■ Problema ■
Converta em CSV de duas colunas, com os cabeçalhos enunciado e resposta, o trecho da listagem que vai da linha com "Itemize the components" até a linha com "y-tick-label: 22 bbox=[63, 817, 85, 839]", inclusive, usando uma linha por enunciado, cada campo entre aspas e espaços no lugar das quebras de linha. Deixe as imagens de fora do resultado.

■ Listagem exibida ■
+--

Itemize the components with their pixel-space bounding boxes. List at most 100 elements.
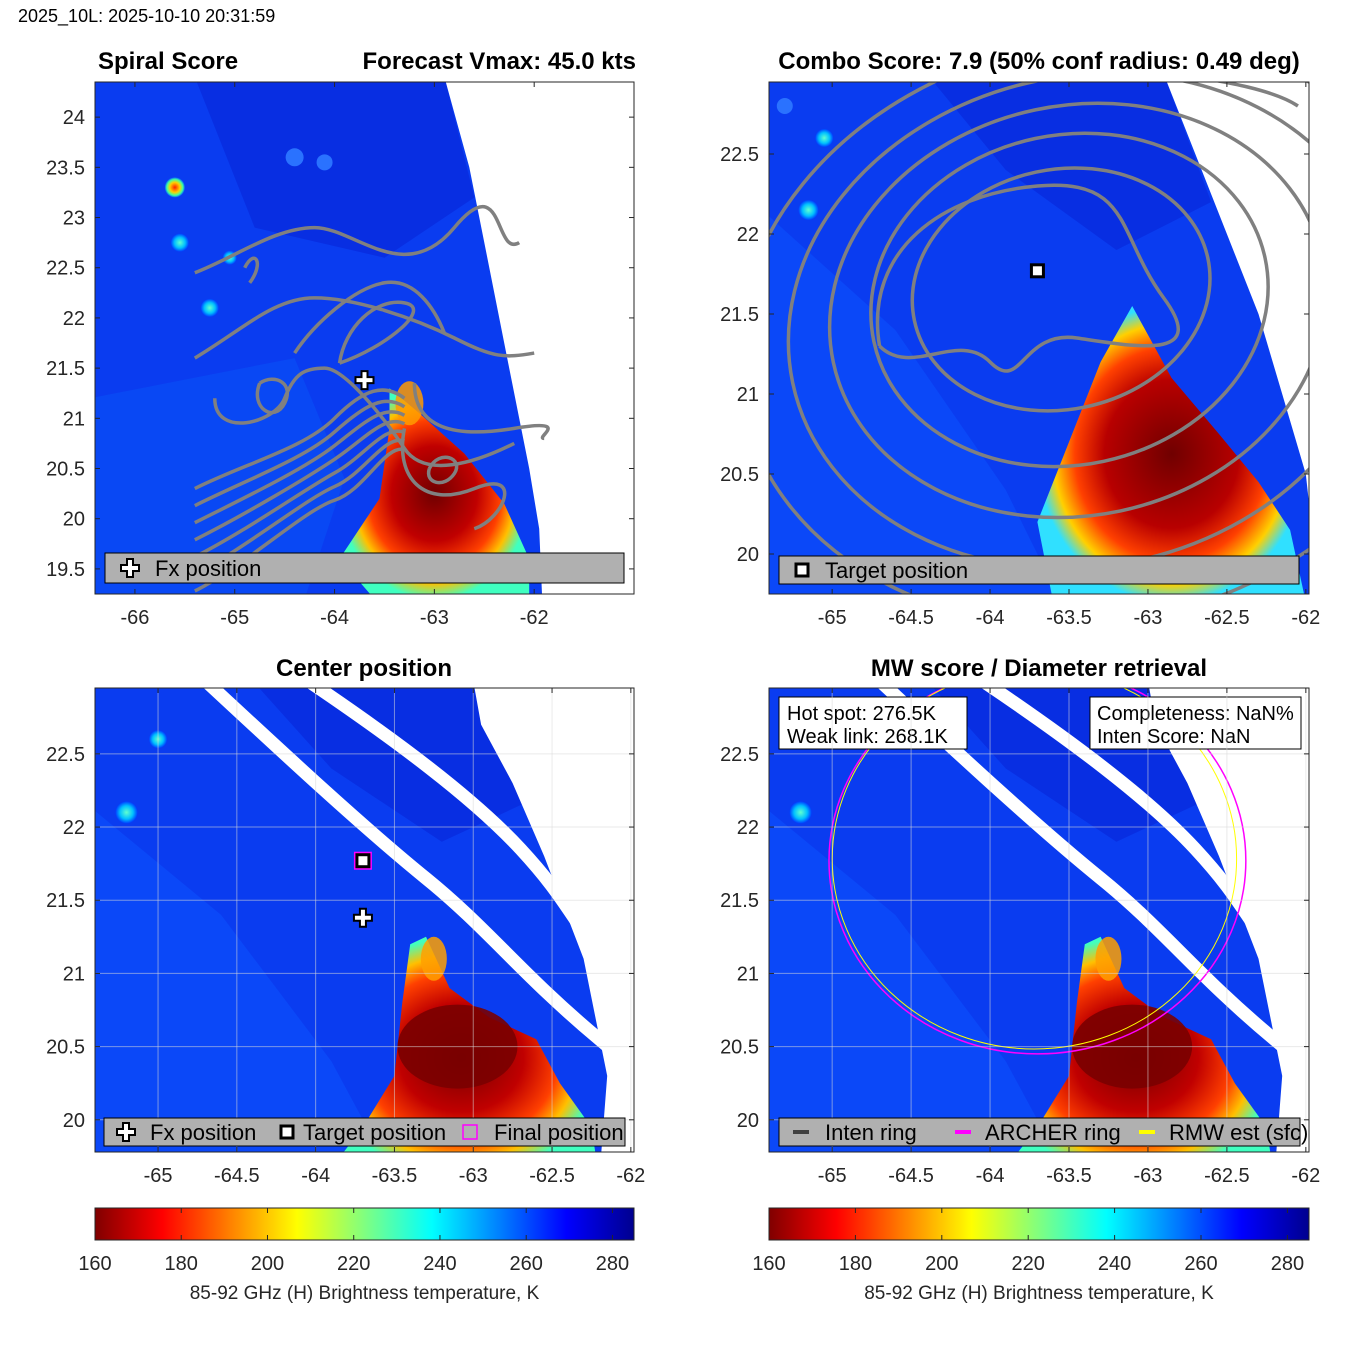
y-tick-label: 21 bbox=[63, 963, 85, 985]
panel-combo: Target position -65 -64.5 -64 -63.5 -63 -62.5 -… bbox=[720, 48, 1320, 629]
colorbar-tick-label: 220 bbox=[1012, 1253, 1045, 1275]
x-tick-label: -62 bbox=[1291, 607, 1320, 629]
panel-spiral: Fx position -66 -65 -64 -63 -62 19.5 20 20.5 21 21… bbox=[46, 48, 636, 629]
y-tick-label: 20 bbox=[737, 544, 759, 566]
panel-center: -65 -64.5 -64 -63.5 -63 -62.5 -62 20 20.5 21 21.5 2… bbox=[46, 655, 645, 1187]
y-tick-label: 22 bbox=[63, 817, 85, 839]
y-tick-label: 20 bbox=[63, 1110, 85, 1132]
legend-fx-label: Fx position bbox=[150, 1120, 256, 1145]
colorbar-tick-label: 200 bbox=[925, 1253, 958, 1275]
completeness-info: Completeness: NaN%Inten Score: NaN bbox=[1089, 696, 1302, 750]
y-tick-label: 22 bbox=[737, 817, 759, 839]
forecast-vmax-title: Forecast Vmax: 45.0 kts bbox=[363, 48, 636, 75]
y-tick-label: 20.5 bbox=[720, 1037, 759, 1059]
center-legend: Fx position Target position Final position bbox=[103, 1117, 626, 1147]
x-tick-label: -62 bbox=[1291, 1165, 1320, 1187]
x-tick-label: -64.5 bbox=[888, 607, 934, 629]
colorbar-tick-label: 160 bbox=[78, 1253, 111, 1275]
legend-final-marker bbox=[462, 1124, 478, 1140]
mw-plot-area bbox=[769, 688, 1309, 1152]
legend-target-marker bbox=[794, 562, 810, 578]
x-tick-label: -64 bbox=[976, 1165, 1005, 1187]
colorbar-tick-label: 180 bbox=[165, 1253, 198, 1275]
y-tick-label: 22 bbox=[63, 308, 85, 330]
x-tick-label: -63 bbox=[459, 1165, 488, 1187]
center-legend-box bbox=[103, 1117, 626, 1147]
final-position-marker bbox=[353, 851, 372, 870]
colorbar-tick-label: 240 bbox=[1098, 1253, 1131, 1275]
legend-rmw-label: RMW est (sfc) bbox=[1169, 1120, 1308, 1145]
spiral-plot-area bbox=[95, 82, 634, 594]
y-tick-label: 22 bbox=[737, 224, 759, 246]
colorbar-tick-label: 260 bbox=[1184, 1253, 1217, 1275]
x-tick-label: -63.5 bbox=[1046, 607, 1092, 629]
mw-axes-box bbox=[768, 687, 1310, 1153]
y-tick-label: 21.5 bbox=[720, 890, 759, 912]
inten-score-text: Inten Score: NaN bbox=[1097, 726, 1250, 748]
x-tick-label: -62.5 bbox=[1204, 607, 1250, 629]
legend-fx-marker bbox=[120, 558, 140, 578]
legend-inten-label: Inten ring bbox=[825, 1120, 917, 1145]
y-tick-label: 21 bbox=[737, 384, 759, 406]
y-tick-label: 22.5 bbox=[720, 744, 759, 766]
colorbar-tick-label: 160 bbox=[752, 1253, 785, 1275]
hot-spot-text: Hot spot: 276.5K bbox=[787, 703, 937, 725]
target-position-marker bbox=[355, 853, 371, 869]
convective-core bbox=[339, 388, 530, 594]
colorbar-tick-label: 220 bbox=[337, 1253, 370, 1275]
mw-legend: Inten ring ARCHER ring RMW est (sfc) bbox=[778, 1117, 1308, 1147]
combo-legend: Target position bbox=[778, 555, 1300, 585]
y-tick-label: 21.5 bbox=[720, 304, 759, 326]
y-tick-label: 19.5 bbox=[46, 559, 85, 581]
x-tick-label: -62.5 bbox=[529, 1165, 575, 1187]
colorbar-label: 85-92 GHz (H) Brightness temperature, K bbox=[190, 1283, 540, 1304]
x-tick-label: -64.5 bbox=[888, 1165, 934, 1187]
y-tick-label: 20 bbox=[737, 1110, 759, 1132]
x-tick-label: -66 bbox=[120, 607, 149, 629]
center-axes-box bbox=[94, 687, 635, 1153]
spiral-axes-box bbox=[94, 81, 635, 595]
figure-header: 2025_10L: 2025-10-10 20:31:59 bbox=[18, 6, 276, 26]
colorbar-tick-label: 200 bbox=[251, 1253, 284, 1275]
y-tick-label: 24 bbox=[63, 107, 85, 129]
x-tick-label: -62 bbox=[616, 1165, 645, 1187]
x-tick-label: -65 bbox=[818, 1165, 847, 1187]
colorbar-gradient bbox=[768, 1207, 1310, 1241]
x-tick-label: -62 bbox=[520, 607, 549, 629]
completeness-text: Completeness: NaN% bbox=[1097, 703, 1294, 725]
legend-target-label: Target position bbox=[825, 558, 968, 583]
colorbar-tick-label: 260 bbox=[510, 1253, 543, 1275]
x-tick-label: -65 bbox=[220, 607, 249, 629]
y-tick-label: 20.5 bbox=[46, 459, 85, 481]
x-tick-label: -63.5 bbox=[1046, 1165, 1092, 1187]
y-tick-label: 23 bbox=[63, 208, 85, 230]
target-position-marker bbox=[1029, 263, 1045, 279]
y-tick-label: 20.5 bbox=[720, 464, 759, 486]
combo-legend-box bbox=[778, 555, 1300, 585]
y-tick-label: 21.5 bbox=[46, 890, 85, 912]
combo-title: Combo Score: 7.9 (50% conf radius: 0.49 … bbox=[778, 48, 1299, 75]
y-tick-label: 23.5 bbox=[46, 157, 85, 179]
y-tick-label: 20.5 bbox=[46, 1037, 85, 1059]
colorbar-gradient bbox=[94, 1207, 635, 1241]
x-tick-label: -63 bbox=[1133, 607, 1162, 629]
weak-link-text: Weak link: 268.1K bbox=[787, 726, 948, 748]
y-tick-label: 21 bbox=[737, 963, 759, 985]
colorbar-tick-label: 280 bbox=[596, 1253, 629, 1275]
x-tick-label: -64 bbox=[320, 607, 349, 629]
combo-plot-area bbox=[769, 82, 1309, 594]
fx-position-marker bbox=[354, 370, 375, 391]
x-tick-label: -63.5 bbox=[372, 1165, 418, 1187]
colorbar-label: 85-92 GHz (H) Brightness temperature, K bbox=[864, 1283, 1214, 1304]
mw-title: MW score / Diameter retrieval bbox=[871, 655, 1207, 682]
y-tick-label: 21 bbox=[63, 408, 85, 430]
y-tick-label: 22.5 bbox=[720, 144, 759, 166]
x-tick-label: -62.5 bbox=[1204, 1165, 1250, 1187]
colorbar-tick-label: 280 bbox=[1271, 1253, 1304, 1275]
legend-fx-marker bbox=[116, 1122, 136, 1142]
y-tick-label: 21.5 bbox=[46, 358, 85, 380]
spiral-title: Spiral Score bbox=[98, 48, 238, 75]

+--

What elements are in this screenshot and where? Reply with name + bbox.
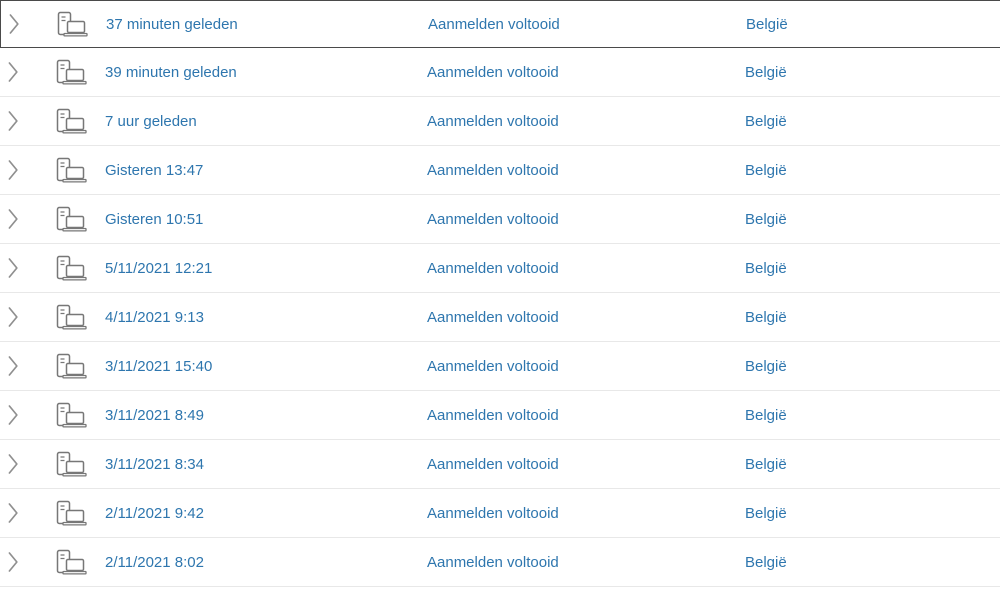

+--

■ Resolução do exercício ■
enunciado,resposta
"Itemize the components with their pixel-space bounding boxes. List at most 100 elements.","y-tick-label: 21 bbox=[63, 963, 85, 985] panel-combo: Target position -65 -64.5 -64 -63.5 -63 -62.5 -… bbox=[720, 48, 1320, 629] colorbar-tick-label: 220 bbox=[1012, 1253, 1045, 1275] x-tick-label: -62 bbox=[1291, 607, 1320, 629] panel-spiral: Fx position -66 -65 -64 -63 -62 19.5 20 20.5 21 21… bbox=[46, 48, 636, 629] y-tick-label: 20 bbox=[737, 544, 759, 566] panel-center: -65 -64.5 -64 -63.5 -63 -62.5 -62 20 20.5 21 21.5 2… bbox=[46, 655, 645, 1187] y-tick-label: 22 bbox=[63, 817, 85, 839]"